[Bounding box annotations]
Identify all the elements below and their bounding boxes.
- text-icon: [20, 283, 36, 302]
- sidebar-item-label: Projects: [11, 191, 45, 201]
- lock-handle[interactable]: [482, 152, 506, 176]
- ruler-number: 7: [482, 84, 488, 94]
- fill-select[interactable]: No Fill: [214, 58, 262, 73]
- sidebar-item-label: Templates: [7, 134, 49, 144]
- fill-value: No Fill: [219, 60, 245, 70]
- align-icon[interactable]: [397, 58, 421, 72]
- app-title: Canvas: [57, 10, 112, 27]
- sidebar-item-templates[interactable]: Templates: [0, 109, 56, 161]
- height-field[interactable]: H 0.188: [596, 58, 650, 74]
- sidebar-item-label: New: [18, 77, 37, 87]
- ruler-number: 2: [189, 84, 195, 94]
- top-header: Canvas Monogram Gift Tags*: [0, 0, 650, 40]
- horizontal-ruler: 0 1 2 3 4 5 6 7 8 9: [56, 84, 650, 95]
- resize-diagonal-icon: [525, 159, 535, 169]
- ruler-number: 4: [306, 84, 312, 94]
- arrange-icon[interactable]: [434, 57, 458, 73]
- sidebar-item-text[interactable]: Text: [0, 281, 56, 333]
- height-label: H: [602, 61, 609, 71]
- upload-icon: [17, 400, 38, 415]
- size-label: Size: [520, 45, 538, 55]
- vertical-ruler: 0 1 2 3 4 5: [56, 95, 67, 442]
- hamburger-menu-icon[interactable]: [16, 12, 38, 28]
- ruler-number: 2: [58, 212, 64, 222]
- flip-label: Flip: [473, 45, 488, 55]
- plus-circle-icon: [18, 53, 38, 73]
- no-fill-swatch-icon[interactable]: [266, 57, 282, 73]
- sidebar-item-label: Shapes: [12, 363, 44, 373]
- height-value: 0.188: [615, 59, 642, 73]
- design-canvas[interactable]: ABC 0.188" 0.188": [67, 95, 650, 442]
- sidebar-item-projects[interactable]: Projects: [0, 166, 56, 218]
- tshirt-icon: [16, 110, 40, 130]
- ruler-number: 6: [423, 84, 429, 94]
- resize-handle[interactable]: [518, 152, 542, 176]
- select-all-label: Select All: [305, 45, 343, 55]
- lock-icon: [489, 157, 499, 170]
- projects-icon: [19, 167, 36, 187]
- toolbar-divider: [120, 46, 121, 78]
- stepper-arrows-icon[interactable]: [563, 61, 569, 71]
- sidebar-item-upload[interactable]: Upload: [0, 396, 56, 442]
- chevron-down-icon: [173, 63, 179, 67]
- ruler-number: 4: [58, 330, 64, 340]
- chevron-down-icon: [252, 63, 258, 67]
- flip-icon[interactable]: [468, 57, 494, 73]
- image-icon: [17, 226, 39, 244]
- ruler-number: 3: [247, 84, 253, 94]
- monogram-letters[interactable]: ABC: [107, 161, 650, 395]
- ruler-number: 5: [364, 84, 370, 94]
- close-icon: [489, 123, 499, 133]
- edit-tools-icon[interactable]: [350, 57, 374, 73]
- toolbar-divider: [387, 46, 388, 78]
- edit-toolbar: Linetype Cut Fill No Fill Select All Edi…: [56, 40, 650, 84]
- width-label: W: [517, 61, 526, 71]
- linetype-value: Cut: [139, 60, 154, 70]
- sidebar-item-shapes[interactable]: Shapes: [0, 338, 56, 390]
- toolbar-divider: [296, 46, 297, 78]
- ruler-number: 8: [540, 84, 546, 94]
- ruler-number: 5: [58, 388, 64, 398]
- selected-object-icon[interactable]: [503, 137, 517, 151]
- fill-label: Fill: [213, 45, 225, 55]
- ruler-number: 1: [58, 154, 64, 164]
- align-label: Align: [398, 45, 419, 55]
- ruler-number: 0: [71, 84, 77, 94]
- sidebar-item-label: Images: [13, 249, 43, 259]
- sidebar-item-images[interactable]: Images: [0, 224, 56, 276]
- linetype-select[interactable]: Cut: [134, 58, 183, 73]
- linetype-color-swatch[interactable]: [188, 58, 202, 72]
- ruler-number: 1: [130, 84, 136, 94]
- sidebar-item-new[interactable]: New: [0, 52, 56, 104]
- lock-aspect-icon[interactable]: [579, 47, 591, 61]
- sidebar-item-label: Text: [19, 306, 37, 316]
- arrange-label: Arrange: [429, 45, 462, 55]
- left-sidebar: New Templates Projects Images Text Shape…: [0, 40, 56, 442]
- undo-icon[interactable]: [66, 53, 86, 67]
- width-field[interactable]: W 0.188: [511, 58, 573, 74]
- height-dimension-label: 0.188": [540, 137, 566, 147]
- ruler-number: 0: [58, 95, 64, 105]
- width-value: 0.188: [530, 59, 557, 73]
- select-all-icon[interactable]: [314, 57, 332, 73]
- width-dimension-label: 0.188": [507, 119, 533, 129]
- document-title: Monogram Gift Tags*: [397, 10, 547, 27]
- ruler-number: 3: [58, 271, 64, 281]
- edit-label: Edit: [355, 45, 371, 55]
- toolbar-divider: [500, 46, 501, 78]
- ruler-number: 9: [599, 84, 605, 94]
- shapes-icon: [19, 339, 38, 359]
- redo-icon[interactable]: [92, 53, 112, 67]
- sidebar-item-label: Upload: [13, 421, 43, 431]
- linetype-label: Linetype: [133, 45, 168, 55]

Exercise details: Turn the records, from the start through the line containing "- height-field[interactable]: H", into a Markdown table with the columns Row and Line. Give each line its own numbered row and leave out blank lines.

Exercise result:
| Row | Line |
|---|---|
| 1 | Identify all the elements below and their bounding boxes. |
| 2 | - text-icon: [20, 283, 36, 302] |
| 3 | - sidebar-item-label: Projects: [11, 191, 45, 201] |
| 4 | - lock-handle[interactable]: [482, 152, 506, 176] |
| 5 | - ruler-number: 7: [482, 84, 488, 94] |
| 6 | - fill-select[interactable]: No Fill: [214, 58, 262, 73] |
| 7 | - sidebar-item-label: Templates: [7, 134, 49, 144] |
| 8 | - fill-value: No Fill: [219, 60, 245, 70] |
| 9 | - align-icon[interactable]: [397, 58, 421, 72] |
| 10 | - app-title: Canvas: [57, 10, 112, 27] |
| 11 | - sidebar-item-templates[interactable]: Templates: [0, 109, 56, 161] |
| 12 | - height-field[interactable]: H 0.188: [596, 58, 650, 74] |